> **What you should do**
Write the data out again, character for character, with no images.

--

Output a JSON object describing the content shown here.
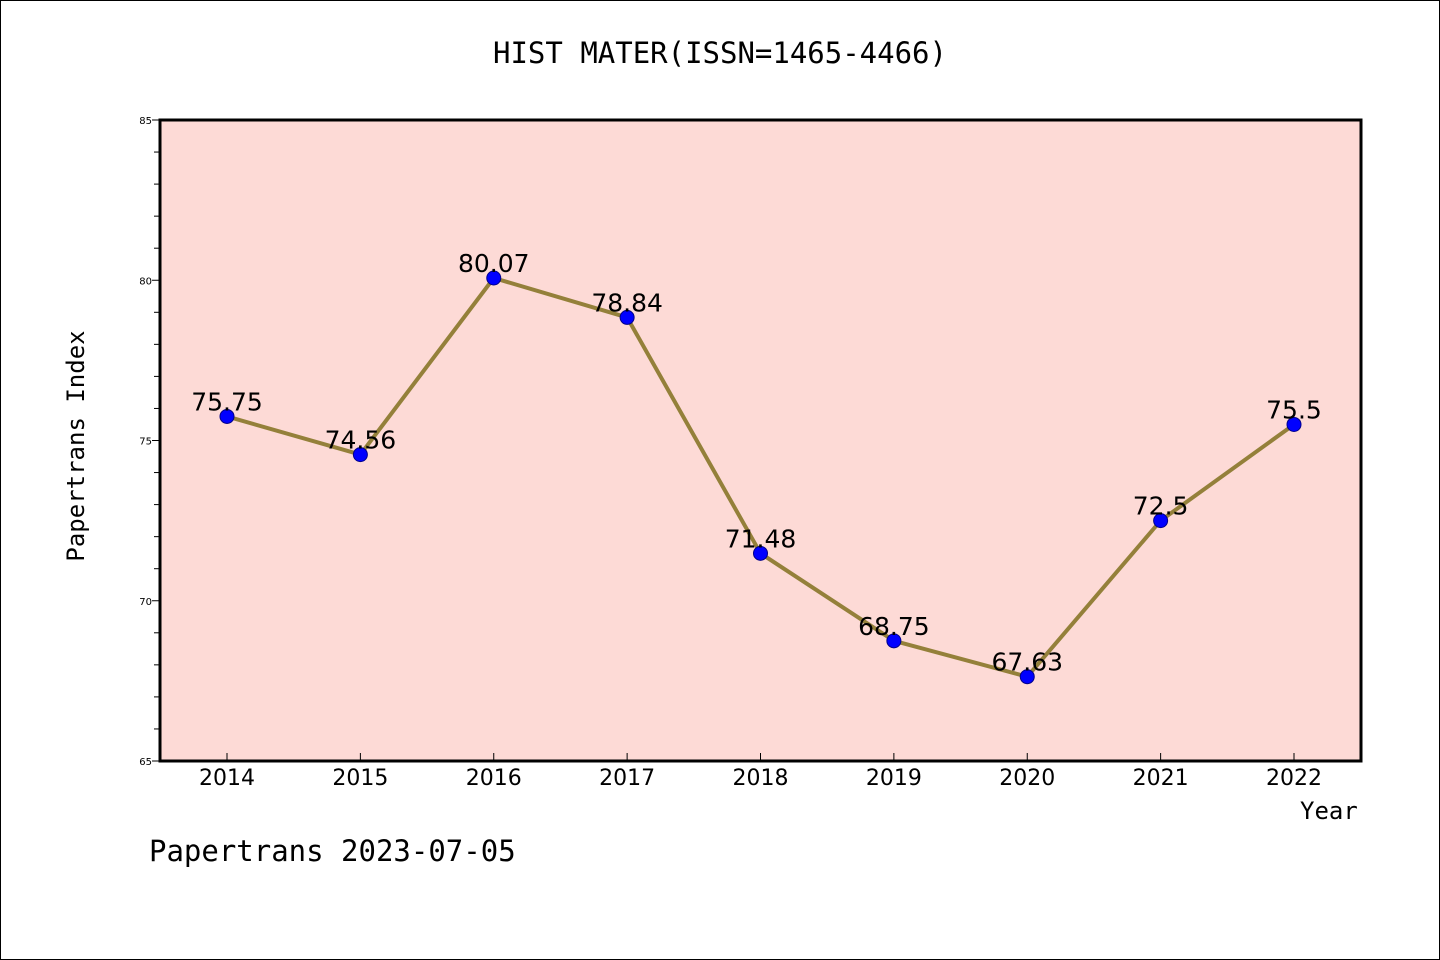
{
  "chart_data": {
    "type": "line",
    "title": "HIST MATER(ISSN=1465-4466)",
    "xlabel": "Year",
    "ylabel": "Papertrans Index",
    "x": [
      "2014",
      "2015",
      "2016",
      "2017",
      "2018",
      "2019",
      "2020",
      "2021",
      "2022"
    ],
    "series": [
      {
        "values": [
          75.75,
          74.56,
          80.07,
          78.84,
          71.48,
          68.75,
          67.63,
          72.5,
          75.5
        ],
        "labels": [
          "75.75",
          "74.56",
          "80.07",
          "78.84",
          "71.48",
          "68.75",
          "67.63",
          "72.5",
          "75.5"
        ]
      }
    ],
    "ylim": [
      65,
      85
    ],
    "yticks": [
      "65",
      "70",
      "75",
      "80",
      "85"
    ],
    "grid": false,
    "colors": {
      "plot_background": "#fddad6",
      "line": "#94803a",
      "marker": "#0000ff"
    }
  },
  "footer": "Papertrans 2023-07-05"
}
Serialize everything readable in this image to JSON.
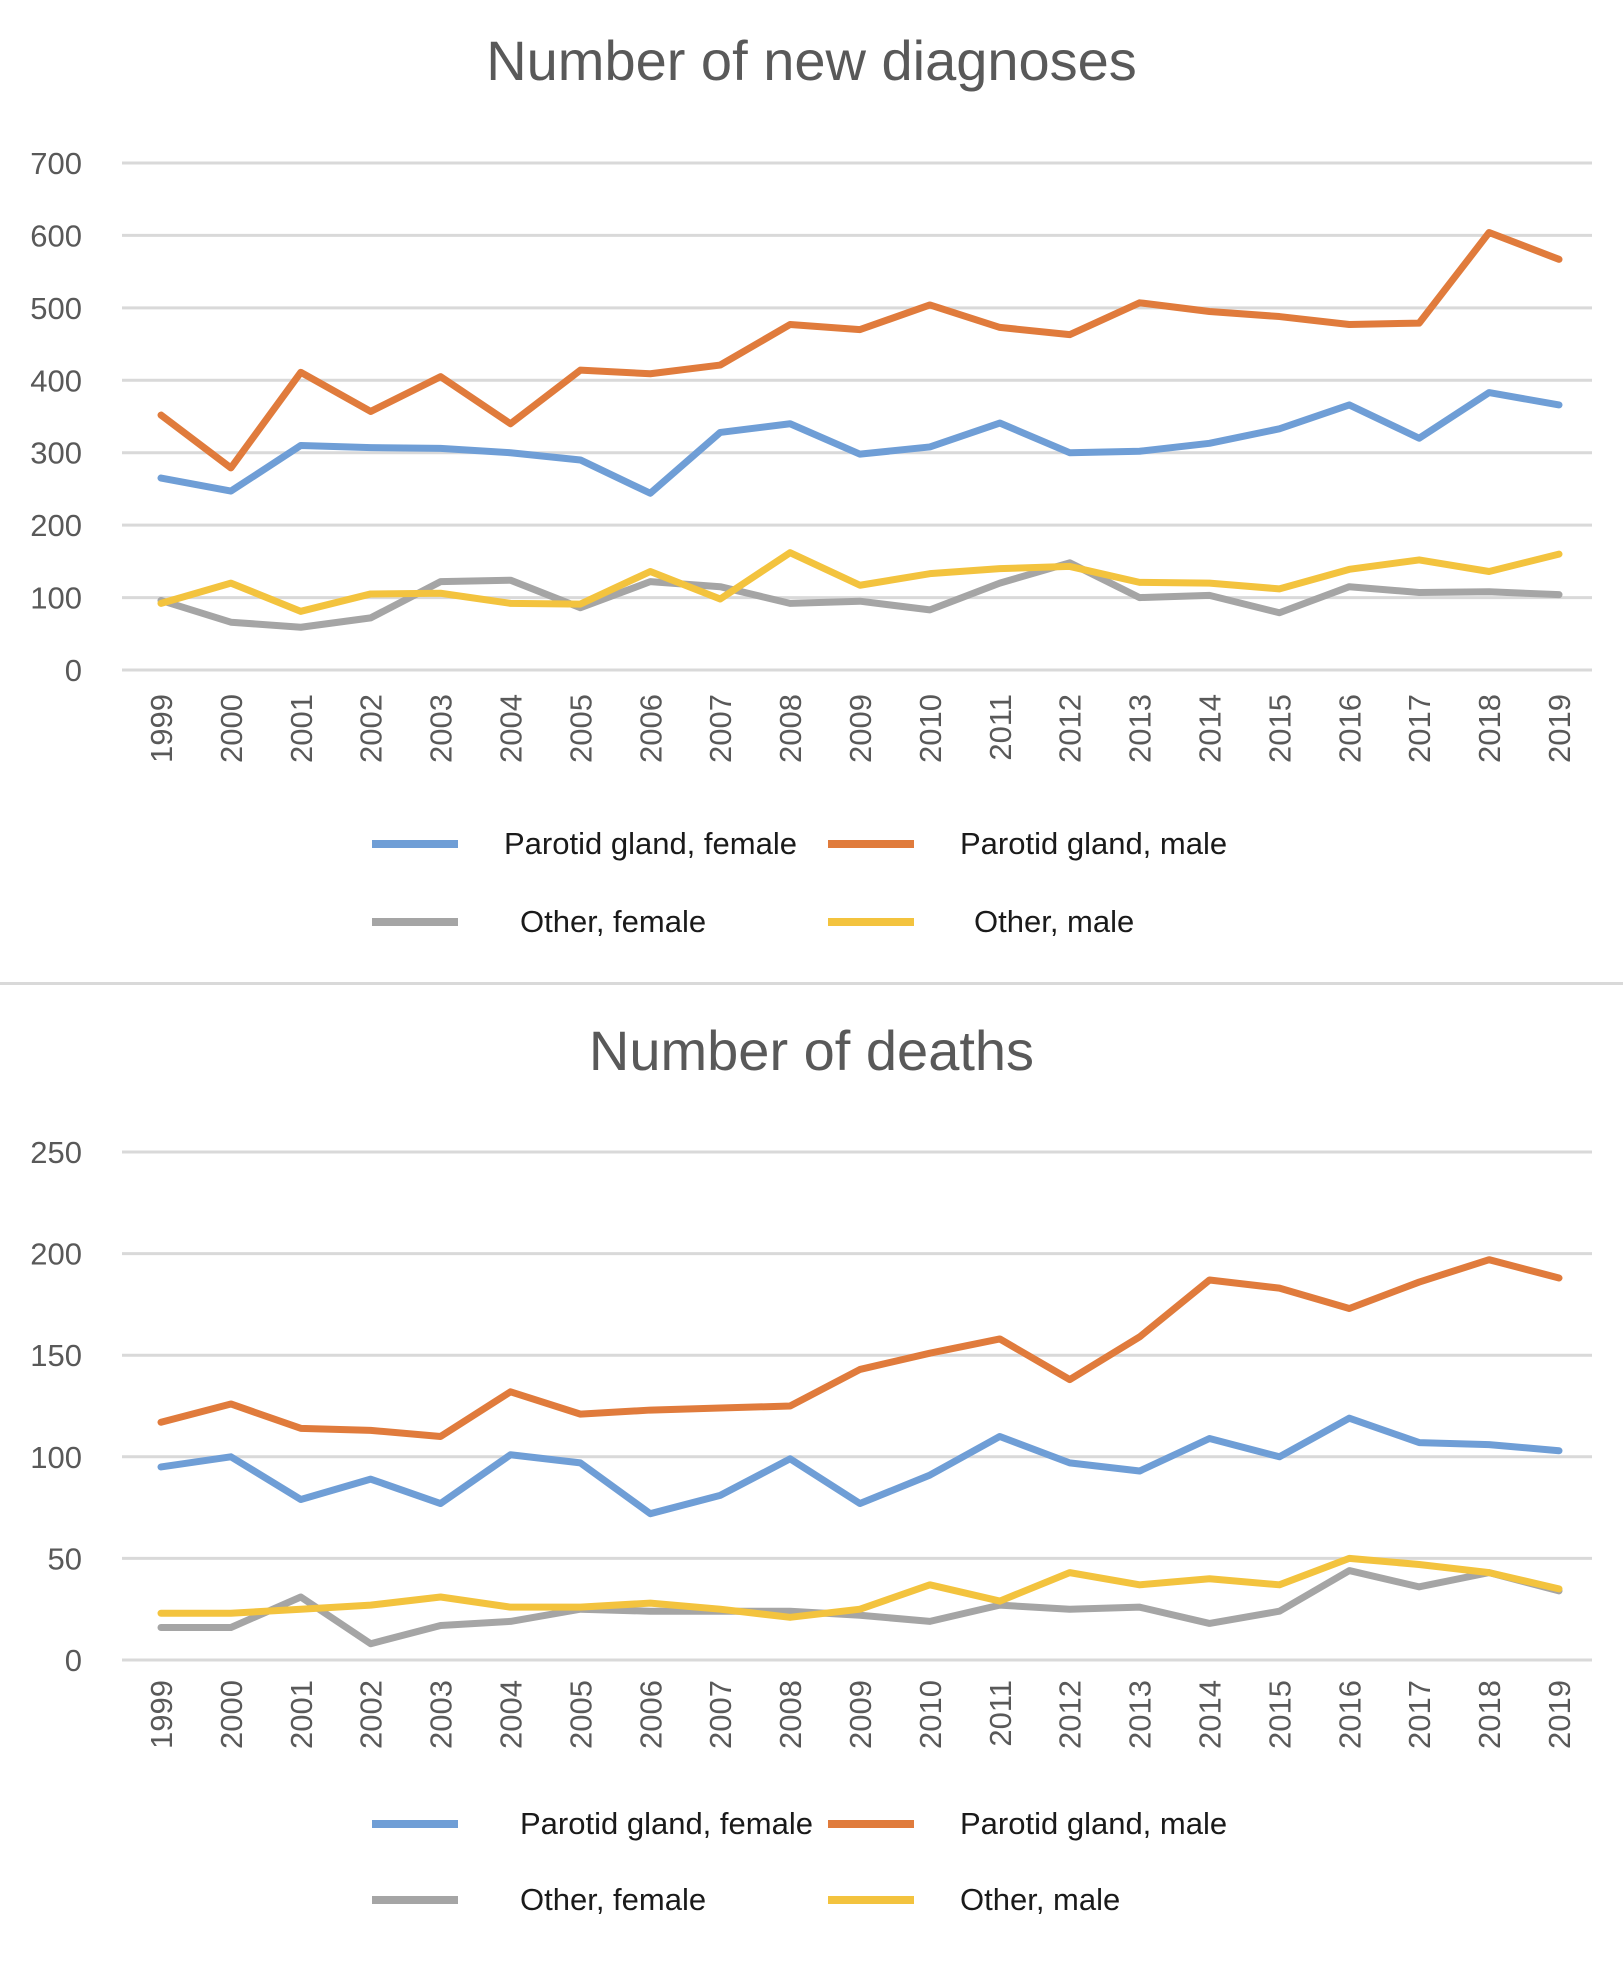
{
  "chart_data": [
    {
      "type": "line",
      "title": "Number of new diagnoses",
      "xlabel": "",
      "ylabel": "",
      "ylim": [
        0,
        700
      ],
      "yticks": [
        0,
        100,
        200,
        300,
        400,
        500,
        600,
        700
      ],
      "grid": true,
      "legend_position": "bottom",
      "categories": [
        "1999",
        "2000",
        "2001",
        "2002",
        "2003",
        "2004",
        "2005",
        "2006",
        "2007",
        "2008",
        "2009",
        "2010",
        "2011",
        "2012",
        "2013",
        "2014",
        "2015",
        "2016",
        "2017",
        "2018",
        "2019"
      ],
      "series": [
        {
          "name": "Parotid gland, female",
          "color": "#6f9ed6",
          "values": [
            265,
            247,
            310,
            307,
            306,
            300,
            290,
            244,
            328,
            340,
            298,
            308,
            341,
            300,
            302,
            313,
            333,
            366,
            320,
            383,
            366
          ]
        },
        {
          "name": "Parotid gland, male",
          "color": "#e07b3c",
          "values": [
            352,
            279,
            411,
            357,
            405,
            340,
            414,
            409,
            421,
            477,
            470,
            504,
            473,
            463,
            507,
            495,
            488,
            477,
            479,
            604,
            567
          ]
        },
        {
          "name": "Other, female",
          "color": "#a5a5a5",
          "values": [
            96,
            66,
            59,
            72,
            122,
            124,
            86,
            122,
            115,
            92,
            95,
            83,
            120,
            148,
            100,
            103,
            79,
            115,
            107,
            108,
            104
          ]
        },
        {
          "name": "Other, male",
          "color": "#f3c33e",
          "values": [
            92,
            120,
            81,
            105,
            106,
            92,
            91,
            136,
            98,
            162,
            117,
            133,
            140,
            143,
            121,
            120,
            112,
            139,
            152,
            136,
            160
          ]
        }
      ]
    },
    {
      "type": "line",
      "title": "Number of deaths",
      "xlabel": "",
      "ylabel": "",
      "ylim": [
        0,
        250
      ],
      "yticks": [
        0,
        50,
        100,
        150,
        200,
        250
      ],
      "grid": true,
      "legend_position": "bottom",
      "categories": [
        "1999",
        "2000",
        "2001",
        "2002",
        "2003",
        "2004",
        "2005",
        "2006",
        "2007",
        "2008",
        "2009",
        "2010",
        "2011",
        "2012",
        "2013",
        "2014",
        "2015",
        "2016",
        "2017",
        "2018",
        "2019"
      ],
      "series": [
        {
          "name": "Parotid gland, female",
          "color": "#6f9ed6",
          "values": [
            95,
            100,
            79,
            89,
            77,
            101,
            97,
            72,
            81,
            99,
            77,
            91,
            110,
            97,
            93,
            109,
            100,
            119,
            107,
            106,
            103
          ]
        },
        {
          "name": "Parotid gland, male",
          "color": "#e07b3c",
          "values": [
            117,
            126,
            114,
            113,
            110,
            132,
            121,
            123,
            124,
            125,
            143,
            151,
            158,
            138,
            159,
            187,
            183,
            173,
            186,
            197,
            188
          ]
        },
        {
          "name": "Other, female",
          "color": "#a5a5a5",
          "values": [
            16,
            16,
            31,
            8,
            17,
            19,
            25,
            24,
            24,
            24,
            22,
            19,
            27,
            25,
            26,
            18,
            24,
            44,
            36,
            43,
            34
          ]
        },
        {
          "name": "Other, male",
          "color": "#f3c33e",
          "values": [
            23,
            23,
            25,
            27,
            31,
            26,
            26,
            28,
            25,
            21,
            25,
            37,
            29,
            43,
            37,
            40,
            37,
            50,
            47,
            43,
            35
          ]
        }
      ]
    }
  ]
}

--

> **Full answer**
Output a JSON object describing the content shown here.
{
  "chart_data": {
    "type": "line",
    "title": "HIST MATER(ISSN=1465-4466)",
    "xlabel": "Year",
    "ylabel": "Papertrans Index",
    "x": [
      "2014",
      "2015",
      "2016",
      "2017",
      "2018",
      "2019",
      "2020",
      "2021",
      "2022"
    ],
    "series": [
      {
        "values": [
          75.75,
          74.56,
          80.07,
          78.84,
          71.48,
          68.75,
          67.63,
          72.5,
          75.5
        ],
        "labels": [
          "75.75",
          "74.56",
          "80.07",
          "78.84",
          "71.48",
          "68.75",
          "67.63",
          "72.5",
          "75.5"
        ]
      }
    ],
    "ylim": [
      65,
      85
    ],
    "yticks": [
      "65",
      "70",
      "75",
      "80",
      "85"
    ],
    "grid": false,
    "colors": {
      "plot_background": "#fddad6",
      "line": "#94803a",
      "marker": "#0000ff"
    }
  },
  "footer": "Papertrans 2023-07-05"
}
Serialize everything readable in this image to JSON.
{
  "chart_data": [
    {
      "type": "line",
      "title": "Number of new diagnoses",
      "xlabel": "",
      "ylabel": "",
      "ylim": [
        0,
        700
      ],
      "yticks": [
        0,
        100,
        200,
        300,
        400,
        500,
        600,
        700
      ],
      "grid": true,
      "legend_position": "bottom",
      "categories": [
        "1999",
        "2000",
        "2001",
        "2002",
        "2003",
        "2004",
        "2005",
        "2006",
        "2007",
        "2008",
        "2009",
        "2010",
        "2011",
        "2012",
        "2013",
        "2014",
        "2015",
        "2016",
        "2017",
        "2018",
        "2019"
      ],
      "series": [
        {
          "name": "Parotid gland, female",
          "color": "#6f9ed6",
          "values": [
            265,
            247,
            310,
            307,
            306,
            300,
            290,
            244,
            328,
            340,
            298,
            308,
            341,
            300,
            302,
            313,
            333,
            366,
            320,
            383,
            366
          ]
        },
        {
          "name": "Parotid gland, male",
          "color": "#e07b3c",
          "values": [
            352,
            279,
            411,
            357,
            405,
            340,
            414,
            409,
            421,
            477,
            470,
            504,
            473,
            463,
            507,
            495,
            488,
            477,
            479,
            604,
            567
          ]
        },
        {
          "name": "Other, female",
          "color": "#a5a5a5",
          "values": [
            96,
            66,
            59,
            72,
            122,
            124,
            86,
            122,
            115,
            92,
            95,
            83,
            120,
            148,
            100,
            103,
            79,
            115,
            107,
            108,
            104
          ]
        },
        {
          "name": "Other, male",
          "color": "#f3c33e",
          "values": [
            92,
            120,
            81,
            105,
            106,
            92,
            91,
            136,
            98,
            162,
            117,
            133,
            140,
            143,
            121,
            120,
            112,
            139,
            152,
            136,
            160
          ]
        }
      ]
    },
    {
      "type": "line",
      "title": "Number of deaths",
      "xlabel": "",
      "ylabel": "",
      "ylim": [
        0,
        250
      ],
      "yticks": [
        0,
        50,
        100,
        150,
        200,
        250
      ],
      "grid": true,
      "legend_position": "bottom",
      "categories": [
        "1999",
        "2000",
        "2001",
        "2002",
        "2003",
        "2004",
        "2005",
        "2006",
        "2007",
        "2008",
        "2009",
        "2010",
        "2011",
        "2012",
        "2013",
        "2014",
        "2015",
        "2016",
        "2017",
        "2018",
        "2019"
      ],
      "series": [
        {
          "name": "Parotid gland, female",
          "color": "#6f9ed6",
          "values": [
            95,
            100,
            79,
            89,
            77,
            101,
            97,
            72,
            81,
            99,
            77,
            91,
            110,
            97,
            93,
            109,
            100,
            119,
            107,
            106,
            103
          ]
        },
        {
          "name": "Parotid gland, male",
          "color": "#e07b3c",
          "values": [
            117,
            126,
            114,
            113,
            110,
            132,
            121,
            123,
            124,
            125,
            143,
            151,
            158,
            138,
            159,
            187,
            183,
            173,
            186,
            197,
            188
          ]
        },
        {
          "name": "Other, female",
          "color": "#a5a5a5",
          "values": [
            16,
            16,
            31,
            8,
            17,
            19,
            25,
            24,
            24,
            24,
            22,
            19,
            27,
            25,
            26,
            18,
            24,
            44,
            36,
            43,
            34
          ]
        },
        {
          "name": "Other, male",
          "color": "#f3c33e",
          "values": [
            23,
            23,
            25,
            27,
            31,
            26,
            26,
            28,
            25,
            21,
            25,
            37,
            29,
            43,
            37,
            40,
            37,
            50,
            47,
            43,
            35
          ]
        }
      ]
    }
  ]
}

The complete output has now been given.